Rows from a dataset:

[BEGIN]

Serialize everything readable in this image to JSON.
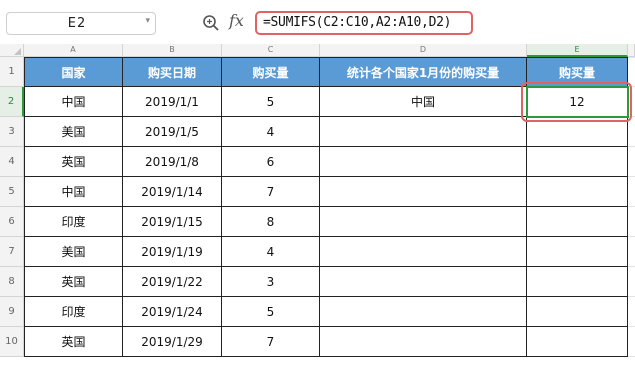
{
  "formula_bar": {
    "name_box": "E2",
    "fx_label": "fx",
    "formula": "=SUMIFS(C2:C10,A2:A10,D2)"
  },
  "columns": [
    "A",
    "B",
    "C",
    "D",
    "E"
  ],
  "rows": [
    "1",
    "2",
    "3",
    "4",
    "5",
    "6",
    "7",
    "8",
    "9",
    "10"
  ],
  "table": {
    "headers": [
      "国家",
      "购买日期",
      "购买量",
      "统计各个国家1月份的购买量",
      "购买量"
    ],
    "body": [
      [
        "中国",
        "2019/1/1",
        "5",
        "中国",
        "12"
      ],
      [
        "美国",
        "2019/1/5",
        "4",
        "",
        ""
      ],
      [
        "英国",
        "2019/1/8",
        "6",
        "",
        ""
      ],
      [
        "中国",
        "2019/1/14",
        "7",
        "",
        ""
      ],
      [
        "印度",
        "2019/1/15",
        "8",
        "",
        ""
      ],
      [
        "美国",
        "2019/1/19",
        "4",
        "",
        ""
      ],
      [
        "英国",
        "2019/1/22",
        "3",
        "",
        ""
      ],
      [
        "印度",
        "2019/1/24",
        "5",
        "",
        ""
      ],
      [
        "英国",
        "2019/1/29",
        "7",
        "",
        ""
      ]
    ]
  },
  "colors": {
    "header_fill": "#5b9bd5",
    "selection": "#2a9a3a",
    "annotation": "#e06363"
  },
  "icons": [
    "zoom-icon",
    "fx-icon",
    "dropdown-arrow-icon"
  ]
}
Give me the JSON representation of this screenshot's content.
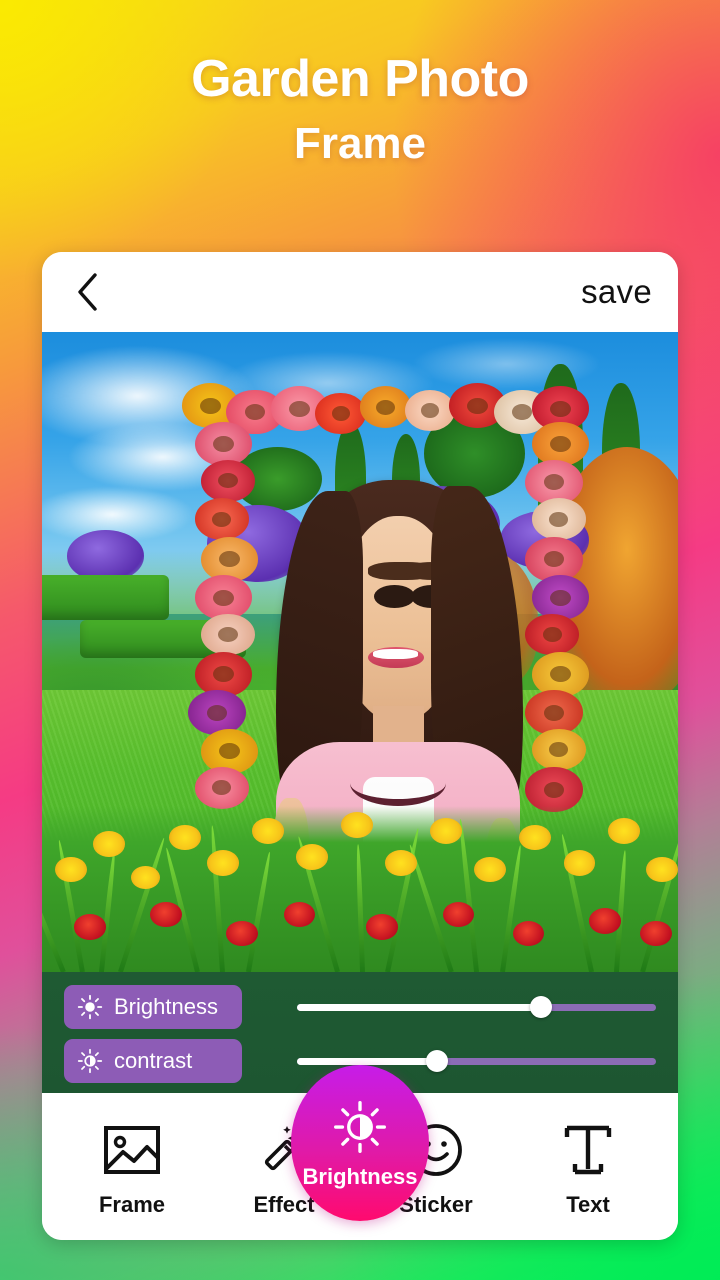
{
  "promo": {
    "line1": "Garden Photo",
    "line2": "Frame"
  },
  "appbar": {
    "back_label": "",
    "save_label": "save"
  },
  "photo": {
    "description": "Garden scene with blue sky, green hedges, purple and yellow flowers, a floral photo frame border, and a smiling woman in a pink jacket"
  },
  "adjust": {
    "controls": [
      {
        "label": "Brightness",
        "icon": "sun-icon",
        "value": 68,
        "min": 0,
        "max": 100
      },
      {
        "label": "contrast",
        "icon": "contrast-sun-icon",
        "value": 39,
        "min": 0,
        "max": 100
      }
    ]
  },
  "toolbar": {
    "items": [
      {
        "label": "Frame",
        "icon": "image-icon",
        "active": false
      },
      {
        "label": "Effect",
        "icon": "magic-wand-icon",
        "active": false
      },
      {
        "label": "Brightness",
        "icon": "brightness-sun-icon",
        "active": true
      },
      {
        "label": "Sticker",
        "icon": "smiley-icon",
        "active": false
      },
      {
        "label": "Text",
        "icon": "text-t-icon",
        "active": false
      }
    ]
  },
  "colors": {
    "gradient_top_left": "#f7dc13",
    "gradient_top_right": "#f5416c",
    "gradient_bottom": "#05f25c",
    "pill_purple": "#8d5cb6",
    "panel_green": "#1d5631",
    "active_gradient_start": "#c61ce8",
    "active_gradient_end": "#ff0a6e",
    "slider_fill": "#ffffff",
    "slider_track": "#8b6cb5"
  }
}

[END]

PROBLEM TO SOLVE:
Look through the listing above. Pick out each line with "JSON" and copy it.

OUTPUT FOR THIS TASK:
Serialize everything readable in this image to JSON.
Give me the JSON representation of this screenshot's content.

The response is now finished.